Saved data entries
━━━━━━━━━━━━━━━━
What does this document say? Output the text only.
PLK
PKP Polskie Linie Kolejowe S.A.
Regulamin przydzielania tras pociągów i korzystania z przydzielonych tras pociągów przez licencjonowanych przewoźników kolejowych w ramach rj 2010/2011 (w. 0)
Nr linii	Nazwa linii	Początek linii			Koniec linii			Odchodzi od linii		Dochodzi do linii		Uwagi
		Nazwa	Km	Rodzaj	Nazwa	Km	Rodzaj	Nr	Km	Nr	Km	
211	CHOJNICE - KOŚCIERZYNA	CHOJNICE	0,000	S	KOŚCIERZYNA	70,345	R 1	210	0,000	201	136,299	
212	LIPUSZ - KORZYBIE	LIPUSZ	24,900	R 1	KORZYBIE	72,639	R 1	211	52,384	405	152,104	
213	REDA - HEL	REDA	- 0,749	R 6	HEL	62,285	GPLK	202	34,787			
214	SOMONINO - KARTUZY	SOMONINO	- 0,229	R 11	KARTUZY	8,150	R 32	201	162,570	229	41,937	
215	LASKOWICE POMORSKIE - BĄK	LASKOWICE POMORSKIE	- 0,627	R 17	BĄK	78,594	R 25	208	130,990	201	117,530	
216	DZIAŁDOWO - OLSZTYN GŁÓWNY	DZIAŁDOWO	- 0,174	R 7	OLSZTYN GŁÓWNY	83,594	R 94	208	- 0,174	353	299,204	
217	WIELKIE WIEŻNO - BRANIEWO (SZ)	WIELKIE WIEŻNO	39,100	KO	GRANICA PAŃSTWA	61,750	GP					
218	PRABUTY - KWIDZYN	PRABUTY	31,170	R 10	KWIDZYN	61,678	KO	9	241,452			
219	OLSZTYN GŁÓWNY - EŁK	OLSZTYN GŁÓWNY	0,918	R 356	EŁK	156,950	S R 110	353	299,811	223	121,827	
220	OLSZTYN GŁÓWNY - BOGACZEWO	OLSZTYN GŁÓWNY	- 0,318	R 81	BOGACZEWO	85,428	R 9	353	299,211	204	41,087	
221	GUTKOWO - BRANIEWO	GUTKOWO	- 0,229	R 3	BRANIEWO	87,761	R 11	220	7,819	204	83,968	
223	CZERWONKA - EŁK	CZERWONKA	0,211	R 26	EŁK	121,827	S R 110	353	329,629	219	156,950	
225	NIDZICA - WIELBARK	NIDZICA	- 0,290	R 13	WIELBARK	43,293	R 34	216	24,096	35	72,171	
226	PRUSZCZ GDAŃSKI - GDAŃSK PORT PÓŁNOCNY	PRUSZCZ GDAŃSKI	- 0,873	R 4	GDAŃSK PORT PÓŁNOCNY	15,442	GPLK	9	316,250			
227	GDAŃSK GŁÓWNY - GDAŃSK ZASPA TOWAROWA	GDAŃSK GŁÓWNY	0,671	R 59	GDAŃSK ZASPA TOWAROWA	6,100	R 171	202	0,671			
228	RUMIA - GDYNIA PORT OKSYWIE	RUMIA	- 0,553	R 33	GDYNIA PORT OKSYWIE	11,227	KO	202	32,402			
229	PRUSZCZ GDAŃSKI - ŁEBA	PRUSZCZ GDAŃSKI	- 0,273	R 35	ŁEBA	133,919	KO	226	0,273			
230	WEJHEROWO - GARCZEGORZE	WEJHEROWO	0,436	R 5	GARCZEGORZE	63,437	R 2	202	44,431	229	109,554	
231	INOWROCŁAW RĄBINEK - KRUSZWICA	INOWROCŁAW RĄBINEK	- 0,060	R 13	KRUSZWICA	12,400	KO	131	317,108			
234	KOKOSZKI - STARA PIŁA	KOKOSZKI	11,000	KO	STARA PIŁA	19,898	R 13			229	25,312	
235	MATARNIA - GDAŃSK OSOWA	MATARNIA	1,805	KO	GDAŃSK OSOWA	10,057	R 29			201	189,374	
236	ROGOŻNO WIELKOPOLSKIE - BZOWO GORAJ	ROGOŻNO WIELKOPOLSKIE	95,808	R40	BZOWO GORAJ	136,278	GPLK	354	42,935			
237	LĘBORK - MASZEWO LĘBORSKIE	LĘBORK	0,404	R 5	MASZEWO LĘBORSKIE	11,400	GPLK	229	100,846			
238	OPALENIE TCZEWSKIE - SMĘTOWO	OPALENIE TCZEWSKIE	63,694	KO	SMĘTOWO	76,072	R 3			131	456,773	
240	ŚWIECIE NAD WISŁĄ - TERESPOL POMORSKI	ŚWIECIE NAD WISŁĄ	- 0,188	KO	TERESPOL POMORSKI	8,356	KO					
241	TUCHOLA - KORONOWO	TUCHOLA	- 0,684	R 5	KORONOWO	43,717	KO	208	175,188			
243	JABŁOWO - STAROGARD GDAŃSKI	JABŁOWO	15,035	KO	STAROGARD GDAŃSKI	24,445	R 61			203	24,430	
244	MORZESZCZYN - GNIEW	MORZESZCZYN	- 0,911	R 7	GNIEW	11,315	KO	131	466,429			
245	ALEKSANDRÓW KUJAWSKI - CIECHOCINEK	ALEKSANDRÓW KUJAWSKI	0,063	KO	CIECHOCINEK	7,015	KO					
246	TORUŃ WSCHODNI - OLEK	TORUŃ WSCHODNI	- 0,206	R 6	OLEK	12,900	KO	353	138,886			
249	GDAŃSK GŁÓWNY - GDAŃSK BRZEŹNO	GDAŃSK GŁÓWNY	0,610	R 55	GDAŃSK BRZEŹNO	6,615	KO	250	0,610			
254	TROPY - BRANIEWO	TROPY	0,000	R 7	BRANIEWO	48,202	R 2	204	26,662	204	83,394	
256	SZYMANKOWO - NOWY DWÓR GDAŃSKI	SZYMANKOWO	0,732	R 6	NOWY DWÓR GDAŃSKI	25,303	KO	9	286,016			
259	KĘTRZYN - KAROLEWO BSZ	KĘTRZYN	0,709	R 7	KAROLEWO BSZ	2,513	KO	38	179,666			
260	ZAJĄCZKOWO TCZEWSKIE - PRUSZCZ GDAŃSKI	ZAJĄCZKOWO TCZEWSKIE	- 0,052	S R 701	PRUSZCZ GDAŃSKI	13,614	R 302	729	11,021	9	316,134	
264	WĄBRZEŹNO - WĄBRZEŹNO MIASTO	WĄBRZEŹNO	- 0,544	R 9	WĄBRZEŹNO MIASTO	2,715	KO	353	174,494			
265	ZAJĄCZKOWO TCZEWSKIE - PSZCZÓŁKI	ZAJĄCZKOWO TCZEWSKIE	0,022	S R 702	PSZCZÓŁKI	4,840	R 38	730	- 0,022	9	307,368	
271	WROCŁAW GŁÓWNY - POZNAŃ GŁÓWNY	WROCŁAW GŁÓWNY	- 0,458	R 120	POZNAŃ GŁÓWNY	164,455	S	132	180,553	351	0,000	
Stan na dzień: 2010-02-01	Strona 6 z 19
━━━━━━━━━━━━━━━━
**Instructions for the task:**
Say how many lines of the data include the word "OLSZTYN". Respond with the number alone.

**Finished task:**
3